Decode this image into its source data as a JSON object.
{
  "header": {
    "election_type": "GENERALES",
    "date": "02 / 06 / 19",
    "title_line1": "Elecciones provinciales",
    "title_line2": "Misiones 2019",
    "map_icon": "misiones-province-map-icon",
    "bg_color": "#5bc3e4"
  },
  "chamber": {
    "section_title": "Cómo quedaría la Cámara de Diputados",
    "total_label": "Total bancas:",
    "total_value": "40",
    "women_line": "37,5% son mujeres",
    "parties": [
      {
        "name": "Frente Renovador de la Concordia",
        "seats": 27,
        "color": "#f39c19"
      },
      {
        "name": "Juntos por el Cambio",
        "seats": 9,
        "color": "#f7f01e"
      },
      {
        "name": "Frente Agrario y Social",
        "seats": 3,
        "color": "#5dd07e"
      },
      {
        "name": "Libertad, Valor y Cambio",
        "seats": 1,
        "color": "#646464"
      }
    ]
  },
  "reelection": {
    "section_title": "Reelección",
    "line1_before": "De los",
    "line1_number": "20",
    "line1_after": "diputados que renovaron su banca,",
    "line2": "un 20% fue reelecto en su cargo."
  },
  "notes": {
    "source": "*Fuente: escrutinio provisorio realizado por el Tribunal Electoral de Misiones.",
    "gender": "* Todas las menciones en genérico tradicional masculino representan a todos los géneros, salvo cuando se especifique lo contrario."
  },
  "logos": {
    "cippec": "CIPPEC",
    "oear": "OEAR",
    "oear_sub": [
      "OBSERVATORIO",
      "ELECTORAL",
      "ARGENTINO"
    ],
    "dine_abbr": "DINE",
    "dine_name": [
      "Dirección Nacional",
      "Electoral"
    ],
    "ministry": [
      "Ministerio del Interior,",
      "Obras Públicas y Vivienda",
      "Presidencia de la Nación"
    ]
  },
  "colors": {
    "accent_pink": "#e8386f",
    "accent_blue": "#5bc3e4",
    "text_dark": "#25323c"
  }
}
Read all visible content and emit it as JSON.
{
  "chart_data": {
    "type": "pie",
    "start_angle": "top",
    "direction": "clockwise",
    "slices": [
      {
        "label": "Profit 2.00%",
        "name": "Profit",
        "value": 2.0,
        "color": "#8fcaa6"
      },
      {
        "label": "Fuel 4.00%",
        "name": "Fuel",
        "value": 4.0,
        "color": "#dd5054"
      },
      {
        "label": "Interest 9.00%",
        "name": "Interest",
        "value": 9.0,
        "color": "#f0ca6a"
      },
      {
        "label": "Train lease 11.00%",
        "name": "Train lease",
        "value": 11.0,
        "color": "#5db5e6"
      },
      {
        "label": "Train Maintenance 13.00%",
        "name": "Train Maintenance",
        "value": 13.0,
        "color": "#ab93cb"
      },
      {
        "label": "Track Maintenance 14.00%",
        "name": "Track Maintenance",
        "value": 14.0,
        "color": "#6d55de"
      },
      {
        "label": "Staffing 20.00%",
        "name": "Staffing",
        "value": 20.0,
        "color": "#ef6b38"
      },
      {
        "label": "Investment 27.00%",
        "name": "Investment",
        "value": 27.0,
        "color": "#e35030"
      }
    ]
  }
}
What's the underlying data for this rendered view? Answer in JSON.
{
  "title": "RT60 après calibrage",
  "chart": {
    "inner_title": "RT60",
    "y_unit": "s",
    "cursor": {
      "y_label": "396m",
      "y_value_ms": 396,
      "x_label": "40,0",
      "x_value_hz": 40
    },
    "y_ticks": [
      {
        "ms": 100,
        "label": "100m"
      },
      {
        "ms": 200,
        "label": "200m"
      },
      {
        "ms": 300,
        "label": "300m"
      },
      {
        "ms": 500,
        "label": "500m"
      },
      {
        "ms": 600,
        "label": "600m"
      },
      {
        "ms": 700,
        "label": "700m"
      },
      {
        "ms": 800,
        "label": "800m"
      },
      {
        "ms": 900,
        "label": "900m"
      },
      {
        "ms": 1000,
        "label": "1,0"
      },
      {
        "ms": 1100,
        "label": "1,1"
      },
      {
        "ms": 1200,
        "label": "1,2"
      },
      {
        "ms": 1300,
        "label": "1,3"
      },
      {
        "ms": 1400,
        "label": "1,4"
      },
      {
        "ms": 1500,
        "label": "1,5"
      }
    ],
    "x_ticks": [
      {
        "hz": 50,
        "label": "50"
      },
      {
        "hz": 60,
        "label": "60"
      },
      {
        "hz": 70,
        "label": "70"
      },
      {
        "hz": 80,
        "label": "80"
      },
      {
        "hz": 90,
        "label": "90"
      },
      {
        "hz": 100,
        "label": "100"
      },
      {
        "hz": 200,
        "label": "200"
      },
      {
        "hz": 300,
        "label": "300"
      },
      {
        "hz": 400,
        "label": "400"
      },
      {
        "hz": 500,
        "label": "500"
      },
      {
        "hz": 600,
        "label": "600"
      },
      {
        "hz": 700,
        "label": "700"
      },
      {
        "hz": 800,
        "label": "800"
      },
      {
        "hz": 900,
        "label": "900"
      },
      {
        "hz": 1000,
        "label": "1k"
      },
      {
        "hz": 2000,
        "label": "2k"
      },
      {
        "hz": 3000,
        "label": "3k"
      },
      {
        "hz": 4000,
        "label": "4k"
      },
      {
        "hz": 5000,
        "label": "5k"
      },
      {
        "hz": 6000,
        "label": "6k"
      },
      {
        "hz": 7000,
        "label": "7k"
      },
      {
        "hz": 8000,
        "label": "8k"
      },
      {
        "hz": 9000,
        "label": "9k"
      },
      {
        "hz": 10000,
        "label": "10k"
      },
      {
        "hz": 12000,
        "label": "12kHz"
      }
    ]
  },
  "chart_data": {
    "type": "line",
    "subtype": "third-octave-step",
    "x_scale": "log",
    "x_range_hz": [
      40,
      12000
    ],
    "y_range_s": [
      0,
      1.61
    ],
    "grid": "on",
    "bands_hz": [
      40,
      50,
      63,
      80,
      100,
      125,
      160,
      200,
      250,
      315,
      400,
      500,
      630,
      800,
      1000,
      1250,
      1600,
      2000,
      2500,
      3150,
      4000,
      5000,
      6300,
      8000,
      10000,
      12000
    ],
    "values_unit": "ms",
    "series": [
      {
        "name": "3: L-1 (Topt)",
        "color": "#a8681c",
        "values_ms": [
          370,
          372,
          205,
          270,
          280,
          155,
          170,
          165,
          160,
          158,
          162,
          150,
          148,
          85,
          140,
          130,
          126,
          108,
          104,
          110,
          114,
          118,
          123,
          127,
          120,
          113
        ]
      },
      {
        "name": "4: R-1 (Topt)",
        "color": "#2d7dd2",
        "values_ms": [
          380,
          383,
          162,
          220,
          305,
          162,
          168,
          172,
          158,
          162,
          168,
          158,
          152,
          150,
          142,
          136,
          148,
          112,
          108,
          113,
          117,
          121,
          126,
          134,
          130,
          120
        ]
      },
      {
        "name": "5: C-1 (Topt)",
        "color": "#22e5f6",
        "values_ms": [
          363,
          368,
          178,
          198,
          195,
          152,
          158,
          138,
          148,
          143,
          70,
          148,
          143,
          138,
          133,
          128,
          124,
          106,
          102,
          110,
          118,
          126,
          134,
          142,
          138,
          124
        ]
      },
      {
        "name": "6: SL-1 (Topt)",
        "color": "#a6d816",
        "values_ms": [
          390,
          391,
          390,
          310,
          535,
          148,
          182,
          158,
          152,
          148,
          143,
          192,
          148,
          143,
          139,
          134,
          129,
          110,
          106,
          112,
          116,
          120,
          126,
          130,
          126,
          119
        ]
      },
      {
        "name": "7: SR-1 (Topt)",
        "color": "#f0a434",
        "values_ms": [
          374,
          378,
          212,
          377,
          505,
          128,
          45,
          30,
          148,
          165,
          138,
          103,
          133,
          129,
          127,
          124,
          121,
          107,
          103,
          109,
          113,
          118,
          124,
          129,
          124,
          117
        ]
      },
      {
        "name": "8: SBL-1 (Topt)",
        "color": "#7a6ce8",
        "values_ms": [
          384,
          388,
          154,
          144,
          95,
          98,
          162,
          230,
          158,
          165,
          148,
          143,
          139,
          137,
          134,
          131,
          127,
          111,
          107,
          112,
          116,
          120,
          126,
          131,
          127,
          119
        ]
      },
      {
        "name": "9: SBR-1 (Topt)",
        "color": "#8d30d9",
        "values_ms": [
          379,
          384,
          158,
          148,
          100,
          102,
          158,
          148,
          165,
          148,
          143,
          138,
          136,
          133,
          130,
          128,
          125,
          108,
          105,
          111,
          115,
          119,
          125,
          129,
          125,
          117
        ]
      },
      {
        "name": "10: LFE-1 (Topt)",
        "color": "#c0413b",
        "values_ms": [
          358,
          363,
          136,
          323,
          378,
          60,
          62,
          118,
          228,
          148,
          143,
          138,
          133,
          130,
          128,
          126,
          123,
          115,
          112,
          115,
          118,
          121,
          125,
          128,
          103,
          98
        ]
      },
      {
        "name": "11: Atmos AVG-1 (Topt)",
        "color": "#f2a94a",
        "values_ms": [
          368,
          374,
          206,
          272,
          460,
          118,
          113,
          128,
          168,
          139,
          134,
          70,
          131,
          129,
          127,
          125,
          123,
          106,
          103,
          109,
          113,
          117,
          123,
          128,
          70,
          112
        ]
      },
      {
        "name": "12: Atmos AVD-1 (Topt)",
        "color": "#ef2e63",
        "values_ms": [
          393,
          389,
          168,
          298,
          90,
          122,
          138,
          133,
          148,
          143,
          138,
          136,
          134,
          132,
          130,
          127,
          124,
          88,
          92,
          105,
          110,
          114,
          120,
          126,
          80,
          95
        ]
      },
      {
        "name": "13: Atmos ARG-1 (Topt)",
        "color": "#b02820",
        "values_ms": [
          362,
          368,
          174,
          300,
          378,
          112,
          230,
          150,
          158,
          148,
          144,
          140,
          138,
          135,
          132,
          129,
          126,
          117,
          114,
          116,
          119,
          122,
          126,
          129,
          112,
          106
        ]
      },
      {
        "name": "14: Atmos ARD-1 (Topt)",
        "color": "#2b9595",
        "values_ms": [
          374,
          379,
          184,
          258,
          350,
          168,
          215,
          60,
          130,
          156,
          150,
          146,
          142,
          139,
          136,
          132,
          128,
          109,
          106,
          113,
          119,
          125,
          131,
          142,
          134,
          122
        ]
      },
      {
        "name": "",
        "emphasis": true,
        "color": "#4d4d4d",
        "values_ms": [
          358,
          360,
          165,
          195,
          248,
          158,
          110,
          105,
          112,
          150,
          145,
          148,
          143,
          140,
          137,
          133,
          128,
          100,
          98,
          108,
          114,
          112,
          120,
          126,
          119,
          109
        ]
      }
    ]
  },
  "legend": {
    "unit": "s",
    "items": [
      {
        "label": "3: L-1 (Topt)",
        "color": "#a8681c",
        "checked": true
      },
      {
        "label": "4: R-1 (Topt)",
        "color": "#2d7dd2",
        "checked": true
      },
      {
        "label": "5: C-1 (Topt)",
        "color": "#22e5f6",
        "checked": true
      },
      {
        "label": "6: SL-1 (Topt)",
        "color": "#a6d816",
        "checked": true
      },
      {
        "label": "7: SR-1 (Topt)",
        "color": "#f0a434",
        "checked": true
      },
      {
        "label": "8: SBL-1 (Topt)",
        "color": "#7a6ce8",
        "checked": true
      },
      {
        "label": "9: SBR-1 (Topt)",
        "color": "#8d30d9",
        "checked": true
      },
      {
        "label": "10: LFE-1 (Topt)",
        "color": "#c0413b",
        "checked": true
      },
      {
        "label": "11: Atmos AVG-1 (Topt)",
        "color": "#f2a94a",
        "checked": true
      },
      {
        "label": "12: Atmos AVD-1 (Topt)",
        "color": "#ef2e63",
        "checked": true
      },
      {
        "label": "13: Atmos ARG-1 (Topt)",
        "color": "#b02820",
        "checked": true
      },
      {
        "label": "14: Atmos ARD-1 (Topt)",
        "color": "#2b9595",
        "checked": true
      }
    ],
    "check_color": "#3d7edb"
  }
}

■ **Given task**: Using the records above, find and show each line with the string "Cambio".

■ **Answer for this exercise**:
        "name": "Juntos por el Cambio",
        "name": "Libertad, Valor y Cambio",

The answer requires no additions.